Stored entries
#####

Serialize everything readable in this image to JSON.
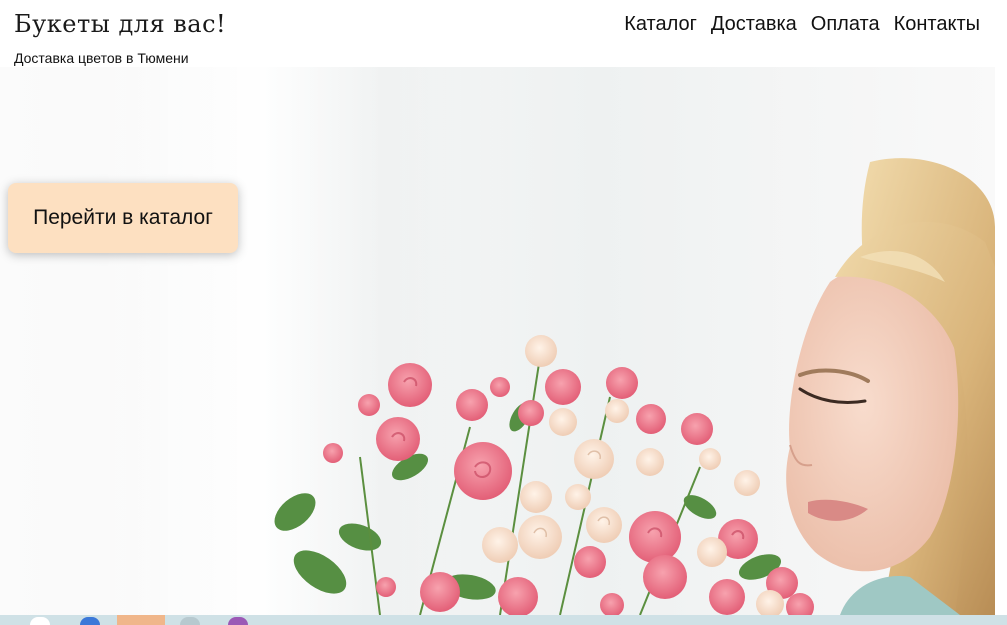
{
  "header": {
    "title": "Букеты для вас!",
    "subtitle": "Доставка цветов в Тюмени"
  },
  "nav": {
    "items": [
      {
        "label": "Каталог"
      },
      {
        "label": "Доставка"
      },
      {
        "label": "Оплата"
      },
      {
        "label": "Контакты"
      }
    ]
  },
  "hero": {
    "cta_label": "Перейти в каталог",
    "cta_color": "#fde0c1"
  },
  "colors": {
    "rose": "#f2768a",
    "cream_rose": "#f6dcc8",
    "leaf": "#4e8a3a",
    "hair": "#e3c48e",
    "skin": "#f6d6c6",
    "taskbar": "#cfe1e6"
  }
}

#####

In the entries above, locate every line with the word "Доставка" and copy it.

    "subtitle": "Доставка цветов в Тюмени"
        "label": "Доставка"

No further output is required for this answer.